*Supplied entries*:

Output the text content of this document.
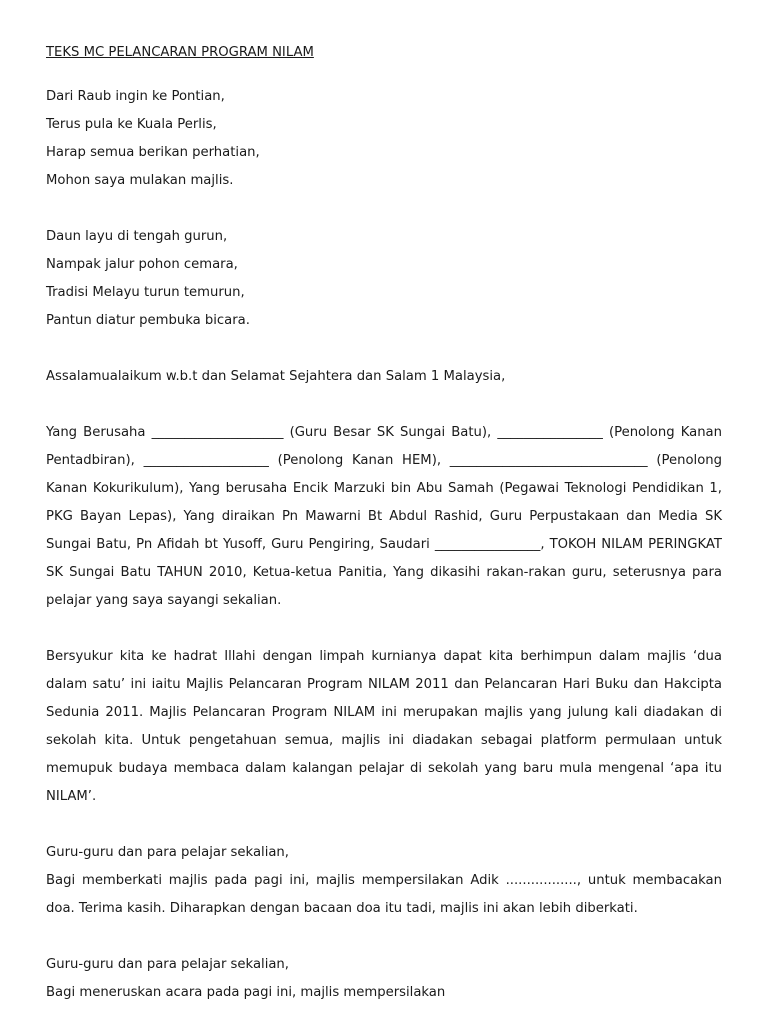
TEKS MC PELANCARAN PROGRAM NILAM

Dari Raub ingin ke Pontian,

Terus pula ke Kuala Perlis,

Harap semua berikan perhatian,

Mohon saya mulakan majlis.

Daun layu di tengah gurun,

Nampak jalur pohon cemara,

Tradisi Melayu turun temurun,

Pantun diatur pembuka bicara.

Assalamualaikum w.b.t dan Selamat Sejahtera dan Salam 1 Malaysia,

Yang Berusaha ____________________ (Guru Besar SK Sungai Batu), ________________ (Penolong Kanan Pentadbiran), ___________________ (Penolong Kanan HEM), ______________________________ (Penolong Kanan Kokurikulum), Yang berusaha Encik Marzuki bin Abu Samah (Pegawai Teknologi Pendidikan 1, PKG Bayan Lepas), Yang diraikan Pn Mawarni Bt Abdul Rashid, Guru Perpustakaan dan Media SK Sungai Batu, Pn Afidah bt Yusoff, Guru Pengiring, Saudari ________________, TOKOH NILAM PERINGKAT SK Sungai Batu TAHUN 2010, Ketua-ketua Panitia, Yang dikasihi rakan-rakan guru, seterusnya para pelajar yang saya sayangi sekalian.

Bersyukur kita ke hadrat Illahi dengan limpah kurnianya dapat kita berhimpun dalam majlis ‘dua dalam satu’ ini iaitu Majlis Pelancaran Program NILAM 2011 dan Pelancaran Hari Buku dan Hakcipta Sedunia 2011. Majlis Pelancaran Program NILAM ini merupakan majlis yang julung kali diadakan di sekolah kita. Untuk pengetahuan semua, majlis ini diadakan sebagai platform permulaan untuk memupuk budaya membaca dalam kalangan pelajar di sekolah yang baru mula mengenal ‘apa itu NILAM’.

Guru-guru dan para pelajar sekalian,

Bagi memberkati majlis pada pagi ini, majlis mempersilakan Adik ................., untuk membacakan doa. Terima kasih. Diharapkan dengan bacaan doa itu tadi, majlis ini akan lebih diberkati.

Guru-guru dan para pelajar sekalian,

Bagi meneruskan acara pada pagi ini, majlis mempersilakan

*Exercise details*: List all lines where "saya" occurs.

*Answer below*:
Mohon saya mulakan majlis.
Yang Berusaha ____________________ (Guru Besar SK Sungai Batu), ________________ (Penolong Kanan Pentadbiran), ___________________ (Penolong Kanan HEM), ______________________________ (Penolong Kanan Kokurikulum), Yang berusaha Encik Marzuki bin Abu Samah (Pegawai Teknologi Pendidikan 1, PKG Bayan Lepas), Yang diraikan Pn Mawarni Bt Abdul Rashid, Guru Perpustakaan dan Media SK Sungai Batu, Pn Afidah bt Yusoff, Guru Pengiring, Saudari ________________, TOKOH NILAM PERINGKAT SK Sungai Batu TAHUN 2010, Ketua-ketua Panitia, Yang dikasihi rakan-rakan guru, seterusnya para pelajar yang saya sayangi sekalian.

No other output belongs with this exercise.